Quote each record exactly, please, leaving none out.

INPUT ROWS -
────
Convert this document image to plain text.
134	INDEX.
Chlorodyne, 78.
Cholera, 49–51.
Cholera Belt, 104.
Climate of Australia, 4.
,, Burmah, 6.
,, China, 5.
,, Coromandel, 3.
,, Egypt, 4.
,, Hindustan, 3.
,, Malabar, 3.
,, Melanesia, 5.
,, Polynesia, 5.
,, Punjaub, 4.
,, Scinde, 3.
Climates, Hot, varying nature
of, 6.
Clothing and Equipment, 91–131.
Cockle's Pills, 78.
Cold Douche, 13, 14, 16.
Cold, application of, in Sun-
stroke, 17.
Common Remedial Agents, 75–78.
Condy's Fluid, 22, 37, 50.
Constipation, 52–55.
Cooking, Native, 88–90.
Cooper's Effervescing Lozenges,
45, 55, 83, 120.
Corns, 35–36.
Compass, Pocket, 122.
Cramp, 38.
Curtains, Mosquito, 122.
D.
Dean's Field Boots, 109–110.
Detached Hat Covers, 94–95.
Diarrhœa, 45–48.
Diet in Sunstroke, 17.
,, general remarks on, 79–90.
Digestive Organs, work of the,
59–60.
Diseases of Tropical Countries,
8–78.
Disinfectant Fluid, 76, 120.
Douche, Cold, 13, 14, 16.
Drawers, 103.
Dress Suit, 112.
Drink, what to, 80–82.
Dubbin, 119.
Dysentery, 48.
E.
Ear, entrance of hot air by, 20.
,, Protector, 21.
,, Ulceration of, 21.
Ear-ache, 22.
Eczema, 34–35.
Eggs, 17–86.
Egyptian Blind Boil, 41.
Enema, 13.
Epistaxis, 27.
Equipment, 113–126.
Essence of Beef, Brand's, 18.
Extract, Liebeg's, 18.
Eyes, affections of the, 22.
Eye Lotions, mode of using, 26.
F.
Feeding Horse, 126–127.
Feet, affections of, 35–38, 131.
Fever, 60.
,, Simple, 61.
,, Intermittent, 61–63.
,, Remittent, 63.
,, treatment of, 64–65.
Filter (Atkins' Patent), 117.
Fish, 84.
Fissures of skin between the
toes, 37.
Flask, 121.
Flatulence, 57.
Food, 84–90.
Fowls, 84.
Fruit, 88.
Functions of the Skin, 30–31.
────
SOLUTION FOR THIS EXERCISE -
Convert this document image to plain text.
134	INDEX.
Chlorodyne, 78.
Cholera, 49–51.
Cholera Belt, 104.
Climate of Australia, 4.
,, Burmah, 6.
,, China, 5.
,, Coromandel, 3.
,, Egypt, 4.
,, Hindustan, 3.
,, Malabar, 3.
,, Melanesia, 5.
,, Polynesia, 5.
,, Punjaub, 4.
,, Scinde, 3.
Climates, Hot, varying nature
of, 6.
Clothing and Equipment, 91–131.
Cockle's Pills, 78.
Cold Douche, 13, 14, 16.
Cold, application of, in Sun-
stroke, 17.
Common Remedial Agents, 75–78.
Condy's Fluid, 22, 37, 50.
Constipation, 52–55.
Cooking, Native, 88–90.
Cooper's Effervescing Lozenges,
45, 55, 83, 120.
Corns, 35–36.
Compass, Pocket, 122.
Cramp, 38.
Curtains, Mosquito, 122.
D.
Dean's Field Boots, 109–110.
Detached Hat Covers, 94–95.
Diarrhœa, 45–48.
Diet in Sunstroke, 17.
,, general remarks on, 79–90.
Digestive Organs, work of the,
59–60.
Diseases of Tropical Countries,
8–78.
Disinfectant Fluid, 76, 120.
Douche, Cold, 13, 14, 16.
Drawers, 103.
Dress Suit, 112.
Drink, what to, 80–82.
Dubbin, 119.
Dysentery, 48.
E.
Ear, entrance of hot air by, 20.
,, Protector, 21.
,, Ulceration of, 21.
Ear-ache, 22.
Eczema, 34–35.
Eggs, 17–86.
Egyptian Blind Boil, 41.
Enema, 13.
Epistaxis, 27.
Equipment, 113–126.
Essence of Beef, Brand's, 18.
Extract, Liebeg's, 18.
Eyes, affections of the, 22.
Eye Lotions, mode of using, 26.
F.
Feeding Horse, 126–127.
Feet, affections of, 35–38, 131.
Fever, 60.
,, Simple, 61.
,, Intermittent, 61–63.
,, Remittent, 63.
,, treatment of, 64–65.
Filter (Atkins' Patent), 117.
Fish, 84.
Fissures of skin between the
toes, 37.
Flask, 121.
Flatulence, 57.
Food, 84–90.
Fowls, 84.
Fruit, 88.
Functions of the Skin, 30–31.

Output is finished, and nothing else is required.